Items listed in a dataset:
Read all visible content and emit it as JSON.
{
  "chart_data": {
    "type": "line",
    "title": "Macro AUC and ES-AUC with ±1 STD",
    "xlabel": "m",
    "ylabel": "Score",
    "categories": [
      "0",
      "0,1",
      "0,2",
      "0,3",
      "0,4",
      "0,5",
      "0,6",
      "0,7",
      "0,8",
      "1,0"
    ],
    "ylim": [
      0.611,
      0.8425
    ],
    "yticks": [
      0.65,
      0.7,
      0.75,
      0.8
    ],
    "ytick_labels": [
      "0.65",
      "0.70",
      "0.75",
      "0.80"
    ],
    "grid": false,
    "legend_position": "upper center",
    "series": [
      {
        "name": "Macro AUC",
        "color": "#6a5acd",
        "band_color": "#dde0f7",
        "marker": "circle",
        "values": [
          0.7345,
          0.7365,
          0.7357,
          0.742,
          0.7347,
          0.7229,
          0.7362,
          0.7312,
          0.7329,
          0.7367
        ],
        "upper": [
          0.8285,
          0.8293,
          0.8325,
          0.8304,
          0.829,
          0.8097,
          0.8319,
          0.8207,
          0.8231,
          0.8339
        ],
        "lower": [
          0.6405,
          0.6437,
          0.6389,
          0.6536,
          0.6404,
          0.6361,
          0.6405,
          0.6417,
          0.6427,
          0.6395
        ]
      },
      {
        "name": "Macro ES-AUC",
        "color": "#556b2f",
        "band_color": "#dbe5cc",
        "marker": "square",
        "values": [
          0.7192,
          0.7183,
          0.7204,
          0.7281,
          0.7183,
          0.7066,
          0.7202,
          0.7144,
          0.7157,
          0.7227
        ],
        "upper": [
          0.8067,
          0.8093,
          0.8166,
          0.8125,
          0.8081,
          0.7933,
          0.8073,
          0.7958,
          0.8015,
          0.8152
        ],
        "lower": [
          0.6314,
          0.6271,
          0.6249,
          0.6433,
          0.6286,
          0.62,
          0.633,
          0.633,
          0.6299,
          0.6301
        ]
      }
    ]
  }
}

Stated problem: Each line of the material above must be retyped precisely.

The reply:
Read all visible content and emit it as JSON.
{
  "chart_data": {
    "type": "line",
    "title": "Macro AUC and ES-AUC with ±1 STD",
    "xlabel": "m",
    "ylabel": "Score",
    "categories": [
      "0",
      "0,1",
      "0,2",
      "0,3",
      "0,4",
      "0,5",
      "0,6",
      "0,7",
      "0,8",
      "1,0"
    ],
    "ylim": [
      0.611,
      0.8425
    ],
    "yticks": [
      0.65,
      0.7,
      0.75,
      0.8
    ],
    "ytick_labels": [
      "0.65",
      "0.70",
      "0.75",
      "0.80"
    ],
    "grid": false,
    "legend_position": "upper center",
    "series": [
      {
        "name": "Macro AUC",
        "color": "#6a5acd",
        "band_color": "#dde0f7",
        "marker": "circle",
        "values": [
          0.7345,
          0.7365,
          0.7357,
          0.742,
          0.7347,
          0.7229,
          0.7362,
          0.7312,
          0.7329,
          0.7367
        ],
        "upper": [
          0.8285,
          0.8293,
          0.8325,
          0.8304,
          0.829,
          0.8097,
          0.8319,
          0.8207,
          0.8231,
          0.8339
        ],
        "lower": [
          0.6405,
          0.6437,
          0.6389,
          0.6536,
          0.6404,
          0.6361,
          0.6405,
          0.6417,
          0.6427,
          0.6395
        ]
      },
      {
        "name": "Macro ES-AUC",
        "color": "#556b2f",
        "band_color": "#dbe5cc",
        "marker": "square",
        "values": [
          0.7192,
          0.7183,
          0.7204,
          0.7281,
          0.7183,
          0.7066,
          0.7202,
          0.7144,
          0.7157,
          0.7227
        ],
        "upper": [
          0.8067,
          0.8093,
          0.8166,
          0.8125,
          0.8081,
          0.7933,
          0.8073,
          0.7958,
          0.8015,
          0.8152
        ],
        "lower": [
          0.6314,
          0.6271,
          0.6249,
          0.6433,
          0.6286,
          0.62,
          0.633,
          0.633,
          0.6299,
          0.6301
        ]
      }
    ]
  }
}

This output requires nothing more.